Records from a dataset
━━━━━━━━━━

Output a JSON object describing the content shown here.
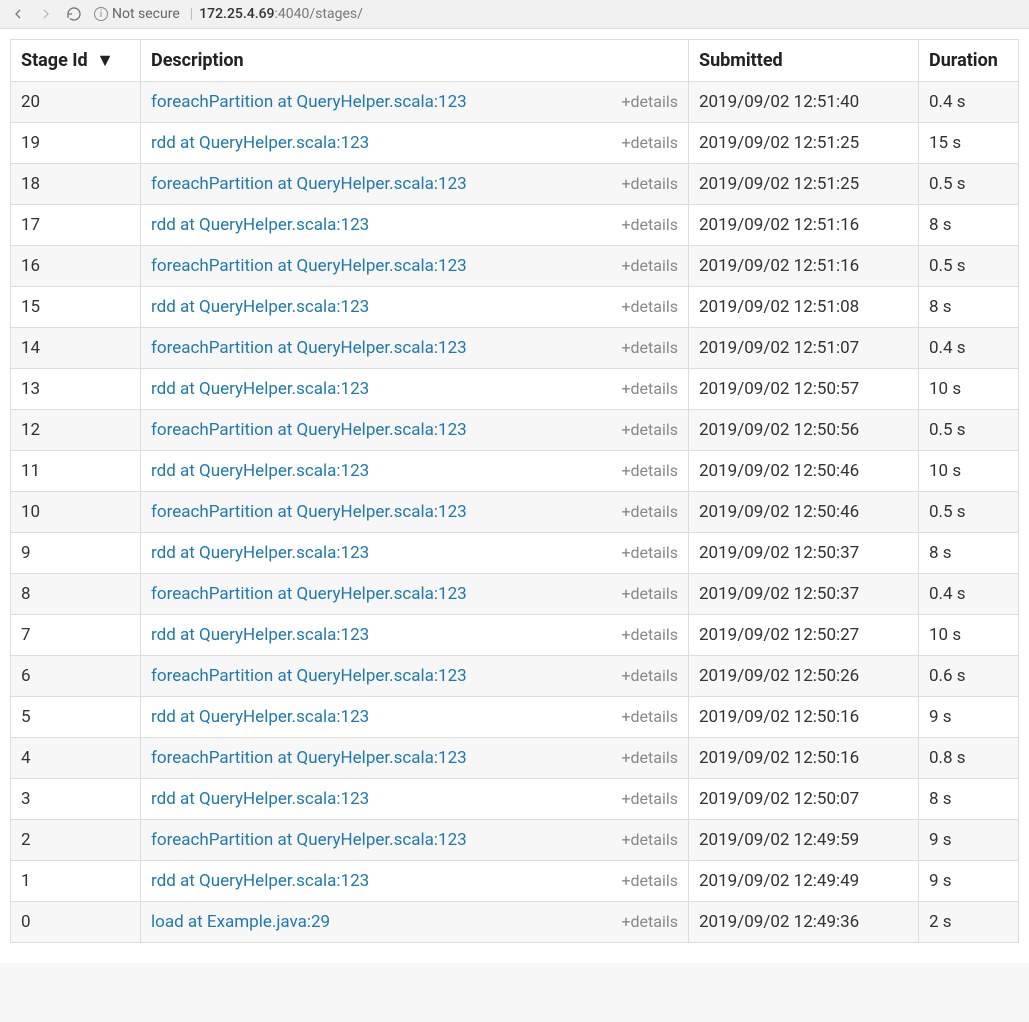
{
  "browser": {
    "security_label": "Not secure",
    "url_host": "172.25.4.69",
    "url_port": ":4040",
    "url_path": "/stages/"
  },
  "table": {
    "headers": {
      "stage_id": "Stage Id",
      "sort_indicator": "▼",
      "description": "Description",
      "submitted": "Submitted",
      "duration": "Duration"
    },
    "details_label": "+details",
    "rows": [
      {
        "id": "20",
        "desc": "foreachPartition at QueryHelper.scala:123",
        "submitted": "2019/09/02 12:51:40",
        "duration": "0.4 s"
      },
      {
        "id": "19",
        "desc": "rdd at QueryHelper.scala:123",
        "submitted": "2019/09/02 12:51:25",
        "duration": "15 s"
      },
      {
        "id": "18",
        "desc": "foreachPartition at QueryHelper.scala:123",
        "submitted": "2019/09/02 12:51:25",
        "duration": "0.5 s"
      },
      {
        "id": "17",
        "desc": "rdd at QueryHelper.scala:123",
        "submitted": "2019/09/02 12:51:16",
        "duration": "8 s"
      },
      {
        "id": "16",
        "desc": "foreachPartition at QueryHelper.scala:123",
        "submitted": "2019/09/02 12:51:16",
        "duration": "0.5 s"
      },
      {
        "id": "15",
        "desc": "rdd at QueryHelper.scala:123",
        "submitted": "2019/09/02 12:51:08",
        "duration": "8 s"
      },
      {
        "id": "14",
        "desc": "foreachPartition at QueryHelper.scala:123",
        "submitted": "2019/09/02 12:51:07",
        "duration": "0.4 s"
      },
      {
        "id": "13",
        "desc": "rdd at QueryHelper.scala:123",
        "submitted": "2019/09/02 12:50:57",
        "duration": "10 s"
      },
      {
        "id": "12",
        "desc": "foreachPartition at QueryHelper.scala:123",
        "submitted": "2019/09/02 12:50:56",
        "duration": "0.5 s"
      },
      {
        "id": "11",
        "desc": "rdd at QueryHelper.scala:123",
        "submitted": "2019/09/02 12:50:46",
        "duration": "10 s"
      },
      {
        "id": "10",
        "desc": "foreachPartition at QueryHelper.scala:123",
        "submitted": "2019/09/02 12:50:46",
        "duration": "0.5 s"
      },
      {
        "id": "9",
        "desc": "rdd at QueryHelper.scala:123",
        "submitted": "2019/09/02 12:50:37",
        "duration": "8 s"
      },
      {
        "id": "8",
        "desc": "foreachPartition at QueryHelper.scala:123",
        "submitted": "2019/09/02 12:50:37",
        "duration": "0.4 s"
      },
      {
        "id": "7",
        "desc": "rdd at QueryHelper.scala:123",
        "submitted": "2019/09/02 12:50:27",
        "duration": "10 s"
      },
      {
        "id": "6",
        "desc": "foreachPartition at QueryHelper.scala:123",
        "submitted": "2019/09/02 12:50:26",
        "duration": "0.6 s"
      },
      {
        "id": "5",
        "desc": "rdd at QueryHelper.scala:123",
        "submitted": "2019/09/02 12:50:16",
        "duration": "9 s"
      },
      {
        "id": "4",
        "desc": "foreachPartition at QueryHelper.scala:123",
        "submitted": "2019/09/02 12:50:16",
        "duration": "0.8 s"
      },
      {
        "id": "3",
        "desc": "rdd at QueryHelper.scala:123",
        "submitted": "2019/09/02 12:50:07",
        "duration": "8 s"
      },
      {
        "id": "2",
        "desc": "foreachPartition at QueryHelper.scala:123",
        "submitted": "2019/09/02 12:49:59",
        "duration": "9 s"
      },
      {
        "id": "1",
        "desc": "rdd at QueryHelper.scala:123",
        "submitted": "2019/09/02 12:49:49",
        "duration": "9 s"
      },
      {
        "id": "0",
        "desc": "load at Example.java:29",
        "submitted": "2019/09/02 12:49:36",
        "duration": "2 s"
      }
    ]
  }
}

━━━━━━━━━━

» AIM OF THE EXERCISE
Reproduce all of the entries word for word, skipping any pictures they hold.

» FINAL RESULT
Output a JSON object describing the content shown here.
{
  "browser": {
    "security_label": "Not secure",
    "url_host": "172.25.4.69",
    "url_port": ":4040",
    "url_path": "/stages/"
  },
  "table": {
    "headers": {
      "stage_id": "Stage Id",
      "sort_indicator": "▼",
      "description": "Description",
      "submitted": "Submitted",
      "duration": "Duration"
    },
    "details_label": "+details",
    "rows": [
      {
        "id": "20",
        "desc": "foreachPartition at QueryHelper.scala:123",
        "submitted": "2019/09/02 12:51:40",
        "duration": "0.4 s"
      },
      {
        "id": "19",
        "desc": "rdd at QueryHelper.scala:123",
        "submitted": "2019/09/02 12:51:25",
        "duration": "15 s"
      },
      {
        "id": "18",
        "desc": "foreachPartition at QueryHelper.scala:123",
        "submitted": "2019/09/02 12:51:25",
        "duration": "0.5 s"
      },
      {
        "id": "17",
        "desc": "rdd at QueryHelper.scala:123",
        "submitted": "2019/09/02 12:51:16",
        "duration": "8 s"
      },
      {
        "id": "16",
        "desc": "foreachPartition at QueryHelper.scala:123",
        "submitted": "2019/09/02 12:51:16",
        "duration": "0.5 s"
      },
      {
        "id": "15",
        "desc": "rdd at QueryHelper.scala:123",
        "submitted": "2019/09/02 12:51:08",
        "duration": "8 s"
      },
      {
        "id": "14",
        "desc": "foreachPartition at QueryHelper.scala:123",
        "submitted": "2019/09/02 12:51:07",
        "duration": "0.4 s"
      },
      {
        "id": "13",
        "desc": "rdd at QueryHelper.scala:123",
        "submitted": "2019/09/02 12:50:57",
        "duration": "10 s"
      },
      {
        "id": "12",
        "desc": "foreachPartition at QueryHelper.scala:123",
        "submitted": "2019/09/02 12:50:56",
        "duration": "0.5 s"
      },
      {
        "id": "11",
        "desc": "rdd at QueryHelper.scala:123",
        "submitted": "2019/09/02 12:50:46",
        "duration": "10 s"
      },
      {
        "id": "10",
        "desc": "foreachPartition at QueryHelper.scala:123",
        "submitted": "2019/09/02 12:50:46",
        "duration": "0.5 s"
      },
      {
        "id": "9",
        "desc": "rdd at QueryHelper.scala:123",
        "submitted": "2019/09/02 12:50:37",
        "duration": "8 s"
      },
      {
        "id": "8",
        "desc": "foreachPartition at QueryHelper.scala:123",
        "submitted": "2019/09/02 12:50:37",
        "duration": "0.4 s"
      },
      {
        "id": "7",
        "desc": "rdd at QueryHelper.scala:123",
        "submitted": "2019/09/02 12:50:27",
        "duration": "10 s"
      },
      {
        "id": "6",
        "desc": "foreachPartition at QueryHelper.scala:123",
        "submitted": "2019/09/02 12:50:26",
        "duration": "0.6 s"
      },
      {
        "id": "5",
        "desc": "rdd at QueryHelper.scala:123",
        "submitted": "2019/09/02 12:50:16",
        "duration": "9 s"
      },
      {
        "id": "4",
        "desc": "foreachPartition at QueryHelper.scala:123",
        "submitted": "2019/09/02 12:50:16",
        "duration": "0.8 s"
      },
      {
        "id": "3",
        "desc": "rdd at QueryHelper.scala:123",
        "submitted": "2019/09/02 12:50:07",
        "duration": "8 s"
      },
      {
        "id": "2",
        "desc": "foreachPartition at QueryHelper.scala:123",
        "submitted": "2019/09/02 12:49:59",
        "duration": "9 s"
      },
      {
        "id": "1",
        "desc": "rdd at QueryHelper.scala:123",
        "submitted": "2019/09/02 12:49:49",
        "duration": "9 s"
      },
      {
        "id": "0",
        "desc": "load at Example.java:29",
        "submitted": "2019/09/02 12:49:36",
        "duration": "2 s"
      }
    ]
  }
}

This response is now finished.